• **EXTRACTED RECORDS**
== == ==

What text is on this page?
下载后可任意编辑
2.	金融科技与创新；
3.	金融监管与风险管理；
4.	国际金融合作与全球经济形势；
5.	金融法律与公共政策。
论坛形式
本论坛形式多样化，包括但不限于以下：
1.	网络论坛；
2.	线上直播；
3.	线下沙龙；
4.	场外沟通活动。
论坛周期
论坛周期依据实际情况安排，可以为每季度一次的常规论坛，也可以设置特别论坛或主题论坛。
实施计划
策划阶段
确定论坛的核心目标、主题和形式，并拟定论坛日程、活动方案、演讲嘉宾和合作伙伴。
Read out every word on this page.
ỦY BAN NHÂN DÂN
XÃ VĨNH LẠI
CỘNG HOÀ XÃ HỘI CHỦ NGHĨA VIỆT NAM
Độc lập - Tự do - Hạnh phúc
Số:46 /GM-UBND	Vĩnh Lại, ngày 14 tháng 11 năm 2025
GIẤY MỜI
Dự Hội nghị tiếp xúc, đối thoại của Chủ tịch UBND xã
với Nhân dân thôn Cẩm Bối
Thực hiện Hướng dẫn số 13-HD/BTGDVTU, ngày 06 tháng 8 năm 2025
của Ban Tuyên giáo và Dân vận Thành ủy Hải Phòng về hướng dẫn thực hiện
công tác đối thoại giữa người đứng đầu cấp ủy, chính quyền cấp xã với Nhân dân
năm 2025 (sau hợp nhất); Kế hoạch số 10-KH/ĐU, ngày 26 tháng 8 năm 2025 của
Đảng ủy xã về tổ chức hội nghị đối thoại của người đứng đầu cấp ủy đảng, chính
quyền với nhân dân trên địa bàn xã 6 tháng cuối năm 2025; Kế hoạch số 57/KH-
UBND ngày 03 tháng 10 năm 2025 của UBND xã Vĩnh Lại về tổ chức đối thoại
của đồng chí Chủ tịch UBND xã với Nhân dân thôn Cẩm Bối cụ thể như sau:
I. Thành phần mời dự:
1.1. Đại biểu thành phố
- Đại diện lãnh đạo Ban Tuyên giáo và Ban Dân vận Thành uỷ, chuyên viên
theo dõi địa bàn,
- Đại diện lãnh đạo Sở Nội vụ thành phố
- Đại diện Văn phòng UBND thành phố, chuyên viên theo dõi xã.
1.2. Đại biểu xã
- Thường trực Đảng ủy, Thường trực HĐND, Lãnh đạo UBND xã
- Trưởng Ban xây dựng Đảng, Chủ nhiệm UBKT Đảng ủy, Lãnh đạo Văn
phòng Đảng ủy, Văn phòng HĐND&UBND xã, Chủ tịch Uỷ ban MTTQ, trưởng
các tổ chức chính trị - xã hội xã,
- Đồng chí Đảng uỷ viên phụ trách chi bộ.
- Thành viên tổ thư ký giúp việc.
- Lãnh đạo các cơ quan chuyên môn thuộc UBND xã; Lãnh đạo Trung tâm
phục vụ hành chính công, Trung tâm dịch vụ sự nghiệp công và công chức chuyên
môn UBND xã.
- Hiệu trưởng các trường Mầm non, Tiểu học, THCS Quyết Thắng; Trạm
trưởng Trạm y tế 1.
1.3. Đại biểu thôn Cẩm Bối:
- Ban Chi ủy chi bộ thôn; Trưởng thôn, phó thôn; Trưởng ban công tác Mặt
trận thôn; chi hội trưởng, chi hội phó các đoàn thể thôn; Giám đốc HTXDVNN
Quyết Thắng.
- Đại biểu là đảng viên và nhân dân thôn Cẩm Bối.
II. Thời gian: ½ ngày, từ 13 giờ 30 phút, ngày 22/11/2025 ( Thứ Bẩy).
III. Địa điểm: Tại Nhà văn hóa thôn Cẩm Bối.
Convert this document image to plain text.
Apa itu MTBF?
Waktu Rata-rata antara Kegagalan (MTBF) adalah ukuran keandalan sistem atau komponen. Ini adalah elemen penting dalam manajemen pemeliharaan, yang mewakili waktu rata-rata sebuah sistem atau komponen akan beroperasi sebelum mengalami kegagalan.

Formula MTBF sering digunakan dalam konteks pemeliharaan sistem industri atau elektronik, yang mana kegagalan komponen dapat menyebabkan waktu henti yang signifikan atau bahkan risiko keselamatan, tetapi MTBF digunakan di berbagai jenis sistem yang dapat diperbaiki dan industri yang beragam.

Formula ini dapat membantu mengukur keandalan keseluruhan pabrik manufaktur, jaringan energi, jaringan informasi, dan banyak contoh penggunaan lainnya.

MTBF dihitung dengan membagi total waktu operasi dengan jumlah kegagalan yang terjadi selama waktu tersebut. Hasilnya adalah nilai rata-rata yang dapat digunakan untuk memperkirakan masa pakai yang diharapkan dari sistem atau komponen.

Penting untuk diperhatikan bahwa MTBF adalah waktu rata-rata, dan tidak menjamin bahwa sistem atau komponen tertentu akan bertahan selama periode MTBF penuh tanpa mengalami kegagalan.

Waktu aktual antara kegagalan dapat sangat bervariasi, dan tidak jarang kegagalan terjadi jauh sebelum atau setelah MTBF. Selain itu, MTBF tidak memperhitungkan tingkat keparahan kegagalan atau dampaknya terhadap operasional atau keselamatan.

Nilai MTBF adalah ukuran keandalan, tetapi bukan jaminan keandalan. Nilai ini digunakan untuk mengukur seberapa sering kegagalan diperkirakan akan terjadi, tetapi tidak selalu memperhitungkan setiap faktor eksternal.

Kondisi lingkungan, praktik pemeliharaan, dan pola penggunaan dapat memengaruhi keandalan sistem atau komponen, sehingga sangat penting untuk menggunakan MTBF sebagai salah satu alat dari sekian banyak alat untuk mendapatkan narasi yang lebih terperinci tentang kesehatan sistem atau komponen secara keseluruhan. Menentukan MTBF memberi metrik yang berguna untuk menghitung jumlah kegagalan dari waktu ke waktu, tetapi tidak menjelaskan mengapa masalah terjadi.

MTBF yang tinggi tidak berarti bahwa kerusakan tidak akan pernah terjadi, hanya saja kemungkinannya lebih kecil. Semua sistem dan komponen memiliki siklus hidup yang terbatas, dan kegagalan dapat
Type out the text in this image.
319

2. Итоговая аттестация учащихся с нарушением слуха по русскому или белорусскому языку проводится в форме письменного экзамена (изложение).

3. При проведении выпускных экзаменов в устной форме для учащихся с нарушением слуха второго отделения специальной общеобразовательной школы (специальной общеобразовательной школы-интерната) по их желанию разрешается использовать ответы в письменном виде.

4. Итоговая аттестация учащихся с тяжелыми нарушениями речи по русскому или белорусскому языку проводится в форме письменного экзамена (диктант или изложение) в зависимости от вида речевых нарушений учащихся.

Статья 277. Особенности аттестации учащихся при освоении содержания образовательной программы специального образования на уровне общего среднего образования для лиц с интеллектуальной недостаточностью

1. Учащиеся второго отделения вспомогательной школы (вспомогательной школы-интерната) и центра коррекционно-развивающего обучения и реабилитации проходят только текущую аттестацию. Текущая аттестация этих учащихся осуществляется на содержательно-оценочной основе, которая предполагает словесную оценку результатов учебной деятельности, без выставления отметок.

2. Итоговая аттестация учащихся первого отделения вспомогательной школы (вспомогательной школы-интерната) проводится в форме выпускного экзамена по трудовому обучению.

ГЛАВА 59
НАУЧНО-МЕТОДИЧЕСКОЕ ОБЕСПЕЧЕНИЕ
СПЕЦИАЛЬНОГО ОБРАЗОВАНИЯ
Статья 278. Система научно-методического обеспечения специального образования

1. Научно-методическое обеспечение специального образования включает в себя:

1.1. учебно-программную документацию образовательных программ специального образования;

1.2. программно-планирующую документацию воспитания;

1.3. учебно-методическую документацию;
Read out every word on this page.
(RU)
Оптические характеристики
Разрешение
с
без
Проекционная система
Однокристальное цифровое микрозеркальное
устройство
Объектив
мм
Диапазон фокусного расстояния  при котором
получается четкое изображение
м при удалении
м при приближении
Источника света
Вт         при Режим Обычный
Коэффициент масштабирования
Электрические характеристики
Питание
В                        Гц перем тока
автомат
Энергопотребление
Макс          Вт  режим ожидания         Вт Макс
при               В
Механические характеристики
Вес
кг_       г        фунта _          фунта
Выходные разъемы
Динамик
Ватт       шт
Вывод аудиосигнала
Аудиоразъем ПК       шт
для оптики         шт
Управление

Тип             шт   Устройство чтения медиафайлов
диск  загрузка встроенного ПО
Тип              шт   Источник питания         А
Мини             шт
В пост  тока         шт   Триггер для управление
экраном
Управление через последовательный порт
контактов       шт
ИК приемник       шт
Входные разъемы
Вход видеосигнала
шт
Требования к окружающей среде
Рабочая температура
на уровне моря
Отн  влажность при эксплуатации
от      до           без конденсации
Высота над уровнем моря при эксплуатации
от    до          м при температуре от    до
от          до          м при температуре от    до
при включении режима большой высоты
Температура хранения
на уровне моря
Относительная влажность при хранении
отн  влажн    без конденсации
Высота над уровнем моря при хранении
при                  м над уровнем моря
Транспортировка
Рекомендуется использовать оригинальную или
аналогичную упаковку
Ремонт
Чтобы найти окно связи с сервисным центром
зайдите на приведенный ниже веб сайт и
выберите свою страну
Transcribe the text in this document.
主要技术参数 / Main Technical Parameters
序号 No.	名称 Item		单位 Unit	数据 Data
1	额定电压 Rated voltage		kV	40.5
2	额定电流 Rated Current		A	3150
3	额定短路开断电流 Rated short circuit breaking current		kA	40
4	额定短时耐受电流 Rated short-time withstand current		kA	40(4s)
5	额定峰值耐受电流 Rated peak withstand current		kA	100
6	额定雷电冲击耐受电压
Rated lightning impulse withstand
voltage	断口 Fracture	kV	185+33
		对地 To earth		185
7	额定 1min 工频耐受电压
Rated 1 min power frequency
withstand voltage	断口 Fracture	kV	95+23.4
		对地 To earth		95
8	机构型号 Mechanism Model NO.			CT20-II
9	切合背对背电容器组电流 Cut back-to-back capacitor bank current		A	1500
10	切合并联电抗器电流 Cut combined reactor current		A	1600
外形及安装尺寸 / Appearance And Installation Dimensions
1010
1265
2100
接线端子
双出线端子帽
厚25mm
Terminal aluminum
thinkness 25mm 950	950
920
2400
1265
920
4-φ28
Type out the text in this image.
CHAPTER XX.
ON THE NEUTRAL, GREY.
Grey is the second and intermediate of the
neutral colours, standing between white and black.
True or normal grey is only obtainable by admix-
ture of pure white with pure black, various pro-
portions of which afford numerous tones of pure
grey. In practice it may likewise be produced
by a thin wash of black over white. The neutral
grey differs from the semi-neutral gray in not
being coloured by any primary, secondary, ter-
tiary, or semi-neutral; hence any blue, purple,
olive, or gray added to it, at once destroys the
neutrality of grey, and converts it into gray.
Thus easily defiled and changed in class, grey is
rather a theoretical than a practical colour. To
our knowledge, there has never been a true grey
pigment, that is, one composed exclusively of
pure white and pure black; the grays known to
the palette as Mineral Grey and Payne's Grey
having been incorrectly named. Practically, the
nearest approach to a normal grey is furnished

== == ==

• **INSTRUCTIONS FOR THE TASK**
Your task is to extract the lines running from the one with "Transcribe the text in this document." to the end of the material, inclusive, copying each exactly and adding nothing.

• **SOLUTION FOR THIS EXERCISE**
Transcribe the text in this document.
主要技术参数 / Main Technical Parameters
序号 No.	名称 Item		单位 Unit	数据 Data
1	额定电压 Rated voltage		kV	40.5
2	额定电流 Rated Current		A	3150
3	额定短路开断电流 Rated short circuit breaking current		kA	40
4	额定短时耐受电流 Rated short-time withstand current		kA	40(4s)
5	额定峰值耐受电流 Rated peak withstand current		kA	100
6	额定雷电冲击耐受电压
Rated lightning impulse withstand
voltage	断口 Fracture	kV	185+33
		对地 To earth		185
7	额定 1min 工频耐受电压
Rated 1 min power frequency
withstand voltage	断口 Fracture	kV	95+23.4
		对地 To earth		95
8	机构型号 Mechanism Model NO.			CT20-II
9	切合背对背电容器组电流 Cut back-to-back capacitor bank current		A	1500
10	切合并联电抗器电流 Cut combined reactor current		A	1600
外形及安装尺寸 / Appearance And Installation Dimensions
1010
1265
2100
接线端子
双出线端子帽
厚25mm
Terminal aluminum
thinkness 25mm 950	950
920
2400
1265
920
4-φ28
Type out the text in this image.
CHAPTER XX.
ON THE NEUTRAL, GREY.
Grey is the second and intermediate of the
neutral colours, standing between white and black.
True or normal grey is only obtainable by admix-
ture of pure white with pure black, various pro-
portions of which afford numerous tones of pure
grey. In practice it may likewise be produced
by a thin wash of black over white. The neutral
grey differs from the semi-neutral gray in not
being coloured by any primary, secondary, ter-
tiary, or semi-neutral; hence any blue, purple,
olive, or gray added to it, at once destroys the
neutrality of grey, and converts it into gray.
Thus easily defiled and changed in class, grey is
rather a theoretical than a practical colour. To
our knowledge, there has never been a true grey
pigment, that is, one composed exclusively of
pure white and pure black; the grays known to
the palette as Mineral Grey and Payne's Grey
having been incorrectly named. Practically, the
nearest approach to a normal grey is furnished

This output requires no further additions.